GOAL
For the records that follow, return only the count of lines containing the string "photo".

***** RECORDS SUPPLIED *****

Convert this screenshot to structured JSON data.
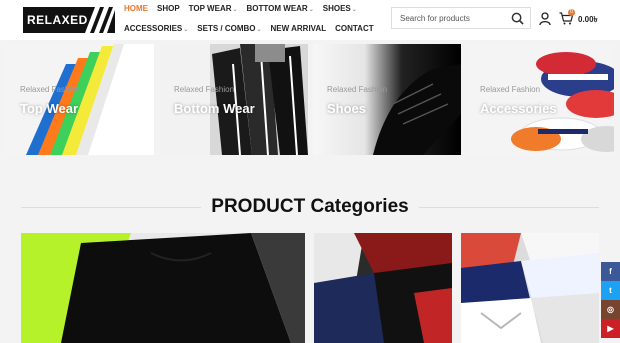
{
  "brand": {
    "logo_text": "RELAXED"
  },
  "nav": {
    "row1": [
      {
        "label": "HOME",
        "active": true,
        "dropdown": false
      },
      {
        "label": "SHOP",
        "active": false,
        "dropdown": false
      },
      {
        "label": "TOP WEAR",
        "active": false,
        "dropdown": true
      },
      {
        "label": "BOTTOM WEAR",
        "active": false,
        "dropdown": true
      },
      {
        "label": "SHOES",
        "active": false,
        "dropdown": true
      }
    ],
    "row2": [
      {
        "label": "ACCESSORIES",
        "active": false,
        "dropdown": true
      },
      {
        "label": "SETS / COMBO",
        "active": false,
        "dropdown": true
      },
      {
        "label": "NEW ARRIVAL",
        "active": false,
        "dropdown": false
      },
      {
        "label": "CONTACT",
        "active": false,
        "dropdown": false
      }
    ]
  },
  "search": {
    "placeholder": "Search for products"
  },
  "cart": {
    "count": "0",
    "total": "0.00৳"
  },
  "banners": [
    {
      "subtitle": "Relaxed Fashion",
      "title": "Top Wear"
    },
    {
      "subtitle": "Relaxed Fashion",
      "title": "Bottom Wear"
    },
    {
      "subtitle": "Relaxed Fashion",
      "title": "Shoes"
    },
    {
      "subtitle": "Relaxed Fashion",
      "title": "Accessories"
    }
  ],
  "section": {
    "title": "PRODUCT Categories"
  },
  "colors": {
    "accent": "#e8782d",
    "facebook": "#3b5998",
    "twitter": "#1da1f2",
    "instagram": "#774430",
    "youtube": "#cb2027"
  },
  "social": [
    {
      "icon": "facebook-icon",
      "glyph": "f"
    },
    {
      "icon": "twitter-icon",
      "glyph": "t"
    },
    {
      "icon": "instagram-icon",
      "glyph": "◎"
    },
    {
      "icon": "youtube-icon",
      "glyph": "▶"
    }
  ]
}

*****
***** RECORDS SUPPLIED *****

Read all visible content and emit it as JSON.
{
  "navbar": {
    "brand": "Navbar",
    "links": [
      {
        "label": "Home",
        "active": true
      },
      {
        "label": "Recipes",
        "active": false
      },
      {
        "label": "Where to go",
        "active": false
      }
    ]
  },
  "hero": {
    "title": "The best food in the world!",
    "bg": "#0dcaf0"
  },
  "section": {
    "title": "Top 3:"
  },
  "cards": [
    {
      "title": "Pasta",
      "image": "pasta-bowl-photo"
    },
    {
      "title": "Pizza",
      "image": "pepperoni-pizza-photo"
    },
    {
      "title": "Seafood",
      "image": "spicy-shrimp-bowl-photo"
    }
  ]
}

*****

SOLUTION BELOW
3